··· Input records ···

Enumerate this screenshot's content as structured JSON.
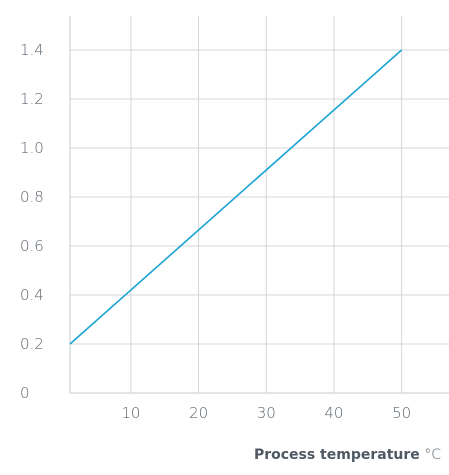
{
  "chart_data": {
    "type": "line",
    "title": "",
    "xlabel": "Process temperature",
    "xlabel_unit": "°C",
    "ylabel": "",
    "xlim": [
      1,
      57
    ],
    "ylim": [
      0,
      1.4
    ],
    "x_ticks": [
      10,
      20,
      30,
      40,
      50
    ],
    "y_ticks": [
      0,
      0.2,
      0.4,
      0.6,
      0.8,
      1.0,
      1.2,
      1.4
    ],
    "x_tick_labels": [
      "10",
      "20",
      "30",
      "40",
      "50"
    ],
    "y_tick_labels": [
      "0",
      "0.2",
      "0.4",
      "0.6",
      "0.8",
      "1.0",
      "1.2",
      "1.4"
    ],
    "grid": true,
    "series": [
      {
        "x": [
          1,
          50
        ],
        "y": [
          0.2,
          1.4
        ]
      }
    ],
    "colors": {
      "series": "#1aa3d2",
      "grid": "#d3d7db",
      "text": "#5b6670"
    }
  }
}
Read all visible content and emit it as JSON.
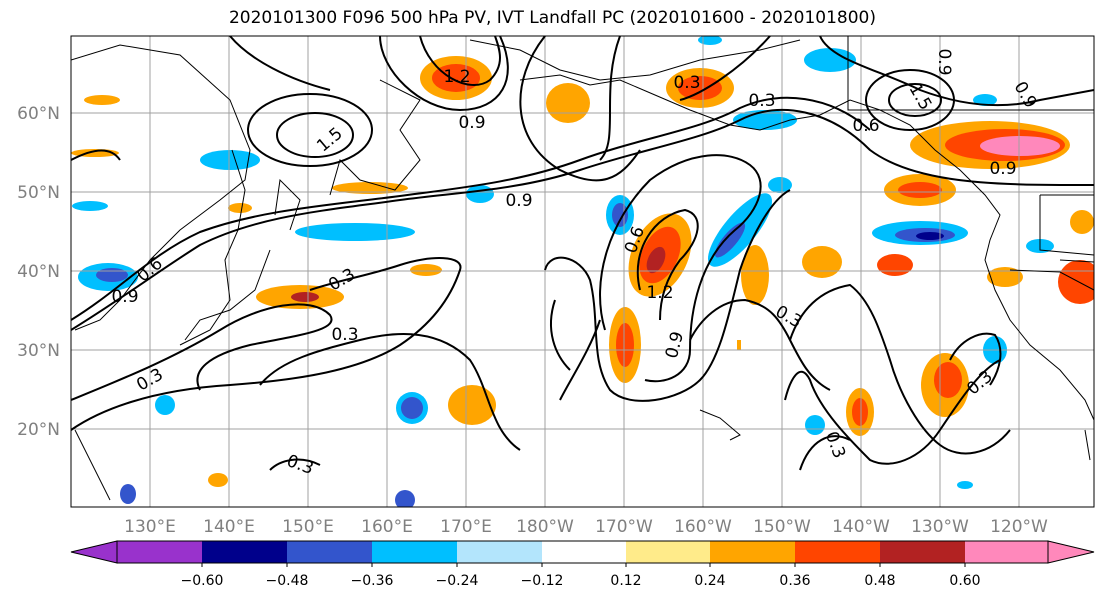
{
  "title": "2020101300 F096 500 hPa PV, IVT Landfall PC (2020101600 - 2020101800)",
  "map": {
    "lat_ticks": [
      {
        "label": "60°N",
        "lat": 60
      },
      {
        "label": "50°N",
        "lat": 50
      },
      {
        "label": "40°N",
        "lat": 40
      },
      {
        "label": "30°N",
        "lat": 30
      },
      {
        "label": "20°N",
        "lat": 20
      }
    ],
    "lon_ticks": [
      {
        "label": "130°E",
        "lon": 130
      },
      {
        "label": "140°E",
        "lon": 140
      },
      {
        "label": "150°E",
        "lon": 150
      },
      {
        "label": "160°E",
        "lon": 160
      },
      {
        "label": "170°E",
        "lon": 170
      },
      {
        "label": "180°W",
        "lon": 180
      },
      {
        "label": "170°W",
        "lon": 190
      },
      {
        "label": "160°W",
        "lon": 200
      },
      {
        "label": "150°W",
        "lon": 210
      },
      {
        "label": "140°W",
        "lon": 220
      },
      {
        "label": "130°W",
        "lon": 230
      },
      {
        "label": "120°W",
        "lon": 240
      }
    ],
    "contour_labels": [
      "1.2",
      "1.5",
      "0.9",
      "0.9",
      "0.9",
      "0.3",
      "0.6",
      "0.9",
      "0.3",
      "0.3",
      "0.3",
      "0.6",
      "1.2",
      "0.9",
      "0.3",
      "0.6",
      "0.3",
      "0.3",
      "0.9",
      "0.9",
      "1.5",
      "0.3",
      "0.3"
    ]
  },
  "colorbar": {
    "colors": [
      "#9932cc",
      "#00008b",
      "#3355cc",
      "#00bfff",
      "#b3e5fc",
      "#ffffff",
      "#ffeb8a",
      "#ffa500",
      "#ff4500",
      "#b22222",
      "#ff88bb"
    ],
    "labels": [
      "−0.60",
      "−0.48",
      "−0.36",
      "−0.24",
      "−0.12",
      "0.12",
      "0.24",
      "0.36",
      "0.48",
      "0.60"
    ]
  }
}
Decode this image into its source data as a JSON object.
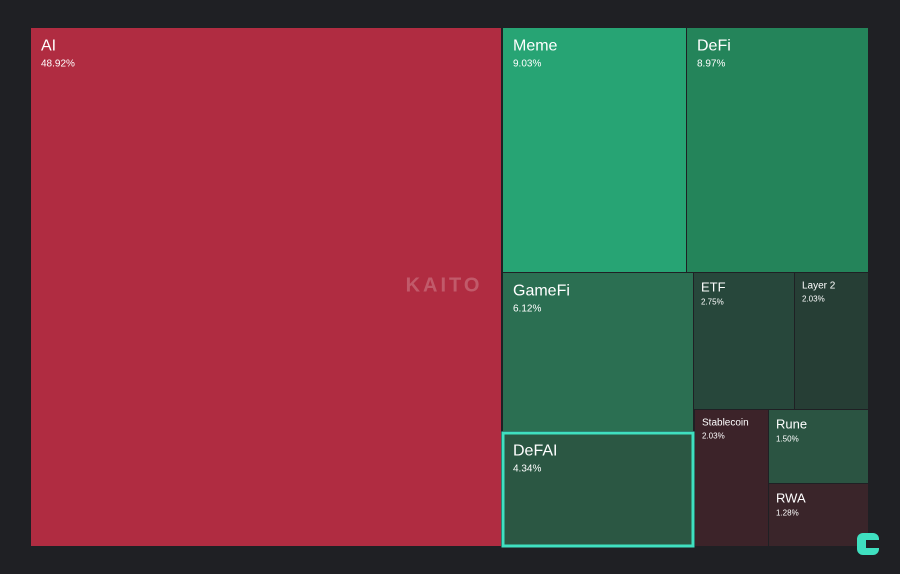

···

- What is needed:
Copy all lines from the entries that contain the word "this".

- Solved problem:
Enumerate this screenshot's content as structured JSON.
Decode this image into its source data as a JSON object.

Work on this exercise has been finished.